### Exercise prompt
Return the number of lines holding "TradingView", with nothing added.
╭─ Supplied information
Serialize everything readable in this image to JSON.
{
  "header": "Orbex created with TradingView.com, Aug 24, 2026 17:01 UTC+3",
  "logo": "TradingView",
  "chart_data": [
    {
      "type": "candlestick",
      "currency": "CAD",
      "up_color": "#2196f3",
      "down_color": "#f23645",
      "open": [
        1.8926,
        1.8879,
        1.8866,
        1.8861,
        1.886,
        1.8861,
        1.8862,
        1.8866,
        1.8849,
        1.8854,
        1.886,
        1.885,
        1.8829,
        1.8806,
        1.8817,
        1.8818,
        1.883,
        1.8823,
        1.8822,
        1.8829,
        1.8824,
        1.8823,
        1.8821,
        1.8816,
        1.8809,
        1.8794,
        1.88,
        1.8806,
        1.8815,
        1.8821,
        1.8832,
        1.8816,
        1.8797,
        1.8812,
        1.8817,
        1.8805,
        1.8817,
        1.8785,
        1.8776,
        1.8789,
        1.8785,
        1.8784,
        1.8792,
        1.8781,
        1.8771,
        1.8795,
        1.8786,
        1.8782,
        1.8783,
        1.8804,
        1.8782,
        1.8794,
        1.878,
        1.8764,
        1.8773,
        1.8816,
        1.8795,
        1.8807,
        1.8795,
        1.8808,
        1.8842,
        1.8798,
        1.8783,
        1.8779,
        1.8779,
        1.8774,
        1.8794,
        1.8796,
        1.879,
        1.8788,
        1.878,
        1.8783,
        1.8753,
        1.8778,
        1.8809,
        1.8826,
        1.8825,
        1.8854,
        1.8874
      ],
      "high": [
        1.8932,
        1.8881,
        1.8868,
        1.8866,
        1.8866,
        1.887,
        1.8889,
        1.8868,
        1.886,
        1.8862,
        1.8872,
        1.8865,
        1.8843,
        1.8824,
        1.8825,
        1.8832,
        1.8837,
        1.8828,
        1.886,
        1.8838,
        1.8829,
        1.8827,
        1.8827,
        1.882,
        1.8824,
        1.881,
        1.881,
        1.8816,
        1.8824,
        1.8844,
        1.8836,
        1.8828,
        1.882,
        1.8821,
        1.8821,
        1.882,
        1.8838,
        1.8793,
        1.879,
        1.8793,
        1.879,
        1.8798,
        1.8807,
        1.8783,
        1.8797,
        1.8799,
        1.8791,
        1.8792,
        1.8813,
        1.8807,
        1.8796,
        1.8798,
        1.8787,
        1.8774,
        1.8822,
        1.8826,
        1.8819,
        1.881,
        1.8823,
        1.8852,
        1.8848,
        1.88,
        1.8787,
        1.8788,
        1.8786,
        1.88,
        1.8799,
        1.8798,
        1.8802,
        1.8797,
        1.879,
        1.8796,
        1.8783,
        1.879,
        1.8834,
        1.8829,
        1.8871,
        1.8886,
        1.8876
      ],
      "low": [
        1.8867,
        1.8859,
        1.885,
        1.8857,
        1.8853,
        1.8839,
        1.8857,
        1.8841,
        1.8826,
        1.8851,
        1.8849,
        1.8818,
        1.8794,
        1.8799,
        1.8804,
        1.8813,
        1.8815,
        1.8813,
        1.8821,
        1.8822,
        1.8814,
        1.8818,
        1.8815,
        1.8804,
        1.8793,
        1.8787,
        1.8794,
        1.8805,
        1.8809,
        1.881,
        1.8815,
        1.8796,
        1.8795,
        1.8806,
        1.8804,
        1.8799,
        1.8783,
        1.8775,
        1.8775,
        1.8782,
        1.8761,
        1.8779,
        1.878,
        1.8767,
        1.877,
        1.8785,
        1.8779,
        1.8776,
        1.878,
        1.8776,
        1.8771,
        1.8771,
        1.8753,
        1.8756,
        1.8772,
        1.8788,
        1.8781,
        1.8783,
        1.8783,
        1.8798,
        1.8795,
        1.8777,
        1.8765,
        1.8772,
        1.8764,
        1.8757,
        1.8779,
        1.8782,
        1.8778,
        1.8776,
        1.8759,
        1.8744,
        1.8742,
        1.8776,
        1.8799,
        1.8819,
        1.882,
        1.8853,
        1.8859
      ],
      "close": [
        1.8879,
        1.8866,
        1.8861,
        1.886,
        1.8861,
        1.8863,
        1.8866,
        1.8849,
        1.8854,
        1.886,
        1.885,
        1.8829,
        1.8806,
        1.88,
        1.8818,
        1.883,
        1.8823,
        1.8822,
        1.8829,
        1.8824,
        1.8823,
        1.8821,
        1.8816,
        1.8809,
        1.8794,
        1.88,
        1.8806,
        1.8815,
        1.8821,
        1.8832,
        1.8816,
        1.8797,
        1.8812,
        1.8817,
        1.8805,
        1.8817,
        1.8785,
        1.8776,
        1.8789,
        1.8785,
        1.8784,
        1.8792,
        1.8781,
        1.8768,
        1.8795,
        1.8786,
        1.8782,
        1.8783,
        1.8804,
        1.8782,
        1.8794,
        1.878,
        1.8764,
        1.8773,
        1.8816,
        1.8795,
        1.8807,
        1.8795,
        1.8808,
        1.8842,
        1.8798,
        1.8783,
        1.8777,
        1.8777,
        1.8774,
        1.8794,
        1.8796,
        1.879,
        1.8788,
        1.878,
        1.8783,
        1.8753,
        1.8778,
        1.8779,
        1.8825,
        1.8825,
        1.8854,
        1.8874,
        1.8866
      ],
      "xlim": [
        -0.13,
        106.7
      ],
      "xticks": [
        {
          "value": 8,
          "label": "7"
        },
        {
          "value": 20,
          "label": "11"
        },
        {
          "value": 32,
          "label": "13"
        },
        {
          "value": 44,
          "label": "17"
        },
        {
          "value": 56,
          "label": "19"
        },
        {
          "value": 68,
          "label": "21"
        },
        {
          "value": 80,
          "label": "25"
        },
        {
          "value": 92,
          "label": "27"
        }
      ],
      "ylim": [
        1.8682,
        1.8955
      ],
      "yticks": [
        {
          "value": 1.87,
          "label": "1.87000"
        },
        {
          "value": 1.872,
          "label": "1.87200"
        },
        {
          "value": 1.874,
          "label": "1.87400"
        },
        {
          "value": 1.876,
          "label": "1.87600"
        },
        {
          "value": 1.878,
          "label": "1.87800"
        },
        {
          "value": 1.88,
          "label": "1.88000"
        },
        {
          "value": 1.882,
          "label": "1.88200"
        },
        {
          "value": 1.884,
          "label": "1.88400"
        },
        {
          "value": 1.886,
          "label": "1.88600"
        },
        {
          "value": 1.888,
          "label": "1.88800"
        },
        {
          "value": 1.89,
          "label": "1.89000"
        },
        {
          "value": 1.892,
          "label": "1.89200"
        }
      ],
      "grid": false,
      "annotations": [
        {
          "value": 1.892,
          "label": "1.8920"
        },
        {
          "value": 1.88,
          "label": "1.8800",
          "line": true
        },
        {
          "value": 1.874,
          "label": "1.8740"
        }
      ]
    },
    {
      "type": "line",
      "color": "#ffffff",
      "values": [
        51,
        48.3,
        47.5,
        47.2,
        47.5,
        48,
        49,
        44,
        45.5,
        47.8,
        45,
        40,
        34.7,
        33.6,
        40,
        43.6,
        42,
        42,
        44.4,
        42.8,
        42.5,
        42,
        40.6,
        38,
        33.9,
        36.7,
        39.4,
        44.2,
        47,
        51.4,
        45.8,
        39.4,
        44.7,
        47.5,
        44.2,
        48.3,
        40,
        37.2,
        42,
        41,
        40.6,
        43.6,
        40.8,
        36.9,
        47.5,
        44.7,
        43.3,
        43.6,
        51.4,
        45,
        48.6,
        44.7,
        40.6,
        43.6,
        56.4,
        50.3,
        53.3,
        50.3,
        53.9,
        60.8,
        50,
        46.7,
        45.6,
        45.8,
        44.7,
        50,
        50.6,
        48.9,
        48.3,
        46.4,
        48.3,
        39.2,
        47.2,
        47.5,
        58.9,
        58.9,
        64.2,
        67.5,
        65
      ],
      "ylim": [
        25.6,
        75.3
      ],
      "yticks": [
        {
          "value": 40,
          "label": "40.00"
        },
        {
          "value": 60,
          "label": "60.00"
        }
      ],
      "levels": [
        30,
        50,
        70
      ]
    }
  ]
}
╰─
### Output for this task
2